### YOUR INSTRUCTIONS
Where a line of the material contains the string "point", copy that line.

### DATA PROVIDED

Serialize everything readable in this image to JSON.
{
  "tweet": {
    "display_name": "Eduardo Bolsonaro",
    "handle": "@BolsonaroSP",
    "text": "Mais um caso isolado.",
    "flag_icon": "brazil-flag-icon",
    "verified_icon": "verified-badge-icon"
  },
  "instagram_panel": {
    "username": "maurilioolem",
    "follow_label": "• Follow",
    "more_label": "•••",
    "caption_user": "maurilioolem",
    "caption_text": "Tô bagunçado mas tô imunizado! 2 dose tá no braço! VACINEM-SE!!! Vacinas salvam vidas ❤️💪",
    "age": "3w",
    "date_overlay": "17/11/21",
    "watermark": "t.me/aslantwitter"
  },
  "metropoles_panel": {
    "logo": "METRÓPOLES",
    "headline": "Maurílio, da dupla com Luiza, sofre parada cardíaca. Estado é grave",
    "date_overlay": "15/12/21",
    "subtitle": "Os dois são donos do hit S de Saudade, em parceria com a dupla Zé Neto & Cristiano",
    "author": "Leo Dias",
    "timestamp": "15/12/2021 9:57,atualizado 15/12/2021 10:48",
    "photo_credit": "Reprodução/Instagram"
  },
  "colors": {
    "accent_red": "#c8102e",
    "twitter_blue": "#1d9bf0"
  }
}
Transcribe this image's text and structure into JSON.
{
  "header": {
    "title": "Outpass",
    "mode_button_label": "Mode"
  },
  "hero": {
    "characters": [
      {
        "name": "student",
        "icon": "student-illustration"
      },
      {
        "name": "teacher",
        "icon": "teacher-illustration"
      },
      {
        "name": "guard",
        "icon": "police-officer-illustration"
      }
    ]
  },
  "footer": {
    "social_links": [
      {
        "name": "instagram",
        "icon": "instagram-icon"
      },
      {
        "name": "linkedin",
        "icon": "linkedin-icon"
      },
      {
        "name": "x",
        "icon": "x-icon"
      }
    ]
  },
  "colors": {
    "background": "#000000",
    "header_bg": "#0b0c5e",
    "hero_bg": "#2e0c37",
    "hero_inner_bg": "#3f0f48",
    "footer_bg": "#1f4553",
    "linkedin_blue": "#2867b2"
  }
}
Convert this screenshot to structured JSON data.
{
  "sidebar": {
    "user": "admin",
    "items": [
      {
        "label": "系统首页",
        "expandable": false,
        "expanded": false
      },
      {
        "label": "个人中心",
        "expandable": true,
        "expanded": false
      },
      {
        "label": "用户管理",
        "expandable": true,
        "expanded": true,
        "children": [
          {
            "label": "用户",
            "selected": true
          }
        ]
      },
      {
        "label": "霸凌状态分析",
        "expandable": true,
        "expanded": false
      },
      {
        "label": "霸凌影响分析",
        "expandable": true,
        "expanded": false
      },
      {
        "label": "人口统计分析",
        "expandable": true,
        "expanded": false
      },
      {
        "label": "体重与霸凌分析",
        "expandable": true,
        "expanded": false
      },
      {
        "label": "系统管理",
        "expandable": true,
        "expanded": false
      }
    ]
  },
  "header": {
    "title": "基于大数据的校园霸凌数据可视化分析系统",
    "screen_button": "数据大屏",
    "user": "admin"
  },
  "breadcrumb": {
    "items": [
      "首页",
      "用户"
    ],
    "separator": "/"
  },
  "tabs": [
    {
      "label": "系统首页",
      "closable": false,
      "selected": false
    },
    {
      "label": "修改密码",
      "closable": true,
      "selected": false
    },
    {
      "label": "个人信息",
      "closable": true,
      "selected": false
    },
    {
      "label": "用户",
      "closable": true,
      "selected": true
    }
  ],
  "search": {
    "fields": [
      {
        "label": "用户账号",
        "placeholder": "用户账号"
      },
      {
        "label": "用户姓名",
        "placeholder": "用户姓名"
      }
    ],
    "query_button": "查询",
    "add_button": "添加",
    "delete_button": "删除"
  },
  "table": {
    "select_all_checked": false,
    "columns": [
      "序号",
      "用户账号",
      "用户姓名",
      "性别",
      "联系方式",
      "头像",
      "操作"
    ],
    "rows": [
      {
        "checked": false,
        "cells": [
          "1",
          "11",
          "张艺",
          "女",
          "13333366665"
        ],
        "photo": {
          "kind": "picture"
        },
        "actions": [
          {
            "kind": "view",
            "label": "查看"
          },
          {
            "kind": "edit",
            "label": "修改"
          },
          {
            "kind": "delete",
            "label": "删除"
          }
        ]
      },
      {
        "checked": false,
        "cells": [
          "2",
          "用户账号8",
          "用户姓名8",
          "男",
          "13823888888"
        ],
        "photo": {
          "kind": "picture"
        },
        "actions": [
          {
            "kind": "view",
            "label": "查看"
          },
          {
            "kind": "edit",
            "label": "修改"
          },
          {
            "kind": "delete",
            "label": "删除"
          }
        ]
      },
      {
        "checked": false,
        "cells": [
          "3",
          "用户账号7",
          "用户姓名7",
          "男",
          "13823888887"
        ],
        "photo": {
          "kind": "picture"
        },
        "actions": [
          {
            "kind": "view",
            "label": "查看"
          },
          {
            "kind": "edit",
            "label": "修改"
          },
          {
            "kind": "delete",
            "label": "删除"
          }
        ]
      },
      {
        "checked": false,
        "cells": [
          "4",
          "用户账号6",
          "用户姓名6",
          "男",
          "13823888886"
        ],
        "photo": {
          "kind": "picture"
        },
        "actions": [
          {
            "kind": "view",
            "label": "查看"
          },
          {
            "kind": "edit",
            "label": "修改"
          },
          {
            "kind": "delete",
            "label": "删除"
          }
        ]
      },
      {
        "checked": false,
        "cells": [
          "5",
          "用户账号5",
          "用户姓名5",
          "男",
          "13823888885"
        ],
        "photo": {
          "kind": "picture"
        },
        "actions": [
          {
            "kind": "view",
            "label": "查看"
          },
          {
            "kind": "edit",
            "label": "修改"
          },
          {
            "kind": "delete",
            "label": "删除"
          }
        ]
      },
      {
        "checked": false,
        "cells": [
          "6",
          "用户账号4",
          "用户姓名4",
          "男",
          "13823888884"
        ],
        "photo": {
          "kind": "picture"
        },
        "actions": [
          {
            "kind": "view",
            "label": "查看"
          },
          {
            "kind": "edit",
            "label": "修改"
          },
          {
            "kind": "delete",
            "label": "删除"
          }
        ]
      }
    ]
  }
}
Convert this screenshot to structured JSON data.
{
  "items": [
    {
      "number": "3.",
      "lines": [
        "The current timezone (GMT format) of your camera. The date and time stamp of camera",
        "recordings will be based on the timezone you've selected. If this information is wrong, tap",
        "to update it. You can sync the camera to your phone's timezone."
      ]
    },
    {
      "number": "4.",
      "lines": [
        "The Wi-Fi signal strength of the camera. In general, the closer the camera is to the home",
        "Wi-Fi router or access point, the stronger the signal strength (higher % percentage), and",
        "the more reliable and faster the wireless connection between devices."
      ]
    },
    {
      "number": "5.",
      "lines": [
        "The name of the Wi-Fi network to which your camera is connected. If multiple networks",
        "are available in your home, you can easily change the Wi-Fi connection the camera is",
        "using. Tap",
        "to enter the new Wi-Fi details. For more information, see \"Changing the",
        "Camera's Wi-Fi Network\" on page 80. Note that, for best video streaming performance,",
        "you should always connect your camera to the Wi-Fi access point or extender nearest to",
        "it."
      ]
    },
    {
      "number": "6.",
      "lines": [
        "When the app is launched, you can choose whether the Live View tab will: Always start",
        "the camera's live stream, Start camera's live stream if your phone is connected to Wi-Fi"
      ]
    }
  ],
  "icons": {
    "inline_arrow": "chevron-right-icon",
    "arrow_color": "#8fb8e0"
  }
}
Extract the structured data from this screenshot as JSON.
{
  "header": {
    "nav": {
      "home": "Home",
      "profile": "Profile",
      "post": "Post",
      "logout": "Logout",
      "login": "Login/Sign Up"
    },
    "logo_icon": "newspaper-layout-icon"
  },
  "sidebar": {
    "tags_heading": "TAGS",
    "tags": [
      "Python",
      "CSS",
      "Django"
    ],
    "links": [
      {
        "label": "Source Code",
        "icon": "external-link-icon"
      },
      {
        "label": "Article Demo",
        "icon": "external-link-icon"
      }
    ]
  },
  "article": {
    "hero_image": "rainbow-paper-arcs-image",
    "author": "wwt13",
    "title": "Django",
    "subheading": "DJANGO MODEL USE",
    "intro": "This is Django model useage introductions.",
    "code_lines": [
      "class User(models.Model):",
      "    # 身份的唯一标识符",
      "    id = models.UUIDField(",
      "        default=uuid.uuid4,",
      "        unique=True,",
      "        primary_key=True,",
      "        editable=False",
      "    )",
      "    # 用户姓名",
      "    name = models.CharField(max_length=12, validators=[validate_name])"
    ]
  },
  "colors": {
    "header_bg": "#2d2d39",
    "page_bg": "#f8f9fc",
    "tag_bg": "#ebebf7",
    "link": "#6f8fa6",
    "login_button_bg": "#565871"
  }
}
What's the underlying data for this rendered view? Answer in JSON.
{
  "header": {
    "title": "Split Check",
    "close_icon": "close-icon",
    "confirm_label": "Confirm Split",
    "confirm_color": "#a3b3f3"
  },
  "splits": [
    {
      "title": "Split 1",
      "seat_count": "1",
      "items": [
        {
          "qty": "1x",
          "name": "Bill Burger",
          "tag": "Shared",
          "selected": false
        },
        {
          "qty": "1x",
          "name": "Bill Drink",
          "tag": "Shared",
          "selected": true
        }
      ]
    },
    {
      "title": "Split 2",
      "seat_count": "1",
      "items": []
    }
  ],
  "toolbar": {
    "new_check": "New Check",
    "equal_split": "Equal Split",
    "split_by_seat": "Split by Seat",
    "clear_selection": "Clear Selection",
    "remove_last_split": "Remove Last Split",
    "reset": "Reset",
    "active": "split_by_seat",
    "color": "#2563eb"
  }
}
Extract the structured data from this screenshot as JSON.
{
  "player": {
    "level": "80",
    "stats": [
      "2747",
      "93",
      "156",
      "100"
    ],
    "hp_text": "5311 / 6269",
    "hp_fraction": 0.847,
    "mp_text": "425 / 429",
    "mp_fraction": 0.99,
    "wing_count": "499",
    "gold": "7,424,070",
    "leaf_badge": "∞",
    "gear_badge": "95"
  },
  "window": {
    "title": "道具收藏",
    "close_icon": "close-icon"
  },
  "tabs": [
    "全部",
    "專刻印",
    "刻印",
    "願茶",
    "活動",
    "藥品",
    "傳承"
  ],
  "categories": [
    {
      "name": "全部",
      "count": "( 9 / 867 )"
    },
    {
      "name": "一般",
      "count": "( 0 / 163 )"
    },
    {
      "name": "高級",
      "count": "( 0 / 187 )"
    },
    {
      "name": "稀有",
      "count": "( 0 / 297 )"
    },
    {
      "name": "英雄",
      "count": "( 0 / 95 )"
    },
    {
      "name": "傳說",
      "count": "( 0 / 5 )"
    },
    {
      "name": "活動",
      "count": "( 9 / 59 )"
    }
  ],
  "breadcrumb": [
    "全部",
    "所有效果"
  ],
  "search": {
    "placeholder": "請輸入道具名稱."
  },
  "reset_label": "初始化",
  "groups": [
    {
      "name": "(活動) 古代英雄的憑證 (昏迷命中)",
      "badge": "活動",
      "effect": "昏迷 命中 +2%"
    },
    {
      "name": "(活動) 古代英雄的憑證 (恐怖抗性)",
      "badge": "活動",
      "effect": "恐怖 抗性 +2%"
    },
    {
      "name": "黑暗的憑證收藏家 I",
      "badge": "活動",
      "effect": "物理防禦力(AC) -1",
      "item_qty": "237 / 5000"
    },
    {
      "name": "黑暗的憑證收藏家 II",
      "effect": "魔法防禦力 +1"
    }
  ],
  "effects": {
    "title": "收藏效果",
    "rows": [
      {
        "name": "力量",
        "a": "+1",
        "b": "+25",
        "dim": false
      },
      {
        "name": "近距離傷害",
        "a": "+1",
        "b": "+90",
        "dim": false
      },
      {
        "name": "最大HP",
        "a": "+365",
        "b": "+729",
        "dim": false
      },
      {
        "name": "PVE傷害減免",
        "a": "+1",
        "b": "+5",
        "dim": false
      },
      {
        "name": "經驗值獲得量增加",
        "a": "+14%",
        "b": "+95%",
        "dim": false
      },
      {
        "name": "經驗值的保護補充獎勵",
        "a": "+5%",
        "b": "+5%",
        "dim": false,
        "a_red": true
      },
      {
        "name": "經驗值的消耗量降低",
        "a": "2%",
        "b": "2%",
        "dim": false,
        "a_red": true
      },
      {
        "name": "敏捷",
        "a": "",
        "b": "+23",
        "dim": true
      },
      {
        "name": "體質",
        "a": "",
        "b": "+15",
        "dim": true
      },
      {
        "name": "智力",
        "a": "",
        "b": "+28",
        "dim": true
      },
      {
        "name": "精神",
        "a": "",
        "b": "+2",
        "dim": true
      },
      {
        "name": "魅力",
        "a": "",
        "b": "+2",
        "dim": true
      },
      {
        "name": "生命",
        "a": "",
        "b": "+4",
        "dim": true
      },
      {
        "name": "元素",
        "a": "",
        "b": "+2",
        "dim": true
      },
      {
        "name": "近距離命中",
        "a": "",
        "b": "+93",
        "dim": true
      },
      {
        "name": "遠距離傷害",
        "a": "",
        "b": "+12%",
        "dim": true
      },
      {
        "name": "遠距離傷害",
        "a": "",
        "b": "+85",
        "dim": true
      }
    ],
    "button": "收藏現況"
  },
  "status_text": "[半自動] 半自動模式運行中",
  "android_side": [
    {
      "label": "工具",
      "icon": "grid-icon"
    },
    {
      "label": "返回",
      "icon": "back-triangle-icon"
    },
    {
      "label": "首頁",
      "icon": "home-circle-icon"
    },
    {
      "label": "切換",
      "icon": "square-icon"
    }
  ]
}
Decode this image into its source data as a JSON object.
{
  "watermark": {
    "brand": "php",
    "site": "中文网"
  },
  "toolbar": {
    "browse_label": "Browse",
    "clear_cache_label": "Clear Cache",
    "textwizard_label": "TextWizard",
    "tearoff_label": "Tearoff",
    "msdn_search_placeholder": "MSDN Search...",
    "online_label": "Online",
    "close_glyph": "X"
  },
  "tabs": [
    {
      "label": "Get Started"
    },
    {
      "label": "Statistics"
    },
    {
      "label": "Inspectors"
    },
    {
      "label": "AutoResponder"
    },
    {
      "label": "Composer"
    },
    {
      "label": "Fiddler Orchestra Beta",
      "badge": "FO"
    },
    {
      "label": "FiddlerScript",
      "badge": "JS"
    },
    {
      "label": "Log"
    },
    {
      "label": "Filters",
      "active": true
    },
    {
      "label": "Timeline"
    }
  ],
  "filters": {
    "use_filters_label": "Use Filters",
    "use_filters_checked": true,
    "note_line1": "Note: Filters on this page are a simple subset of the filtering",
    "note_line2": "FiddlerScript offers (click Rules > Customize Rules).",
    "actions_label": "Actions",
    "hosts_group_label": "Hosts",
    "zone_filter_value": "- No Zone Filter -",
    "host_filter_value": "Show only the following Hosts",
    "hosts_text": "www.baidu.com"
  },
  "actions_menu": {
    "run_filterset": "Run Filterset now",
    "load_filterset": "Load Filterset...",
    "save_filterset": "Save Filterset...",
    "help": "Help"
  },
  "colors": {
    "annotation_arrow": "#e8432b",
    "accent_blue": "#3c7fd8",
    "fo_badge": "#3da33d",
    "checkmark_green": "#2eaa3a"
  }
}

### REPLY
        "Wi-Fi router or access point, the stronger the signal strength (higher % percentage), and",
        "you should always connect your camera to the Wi-Fi access point or extender nearest to",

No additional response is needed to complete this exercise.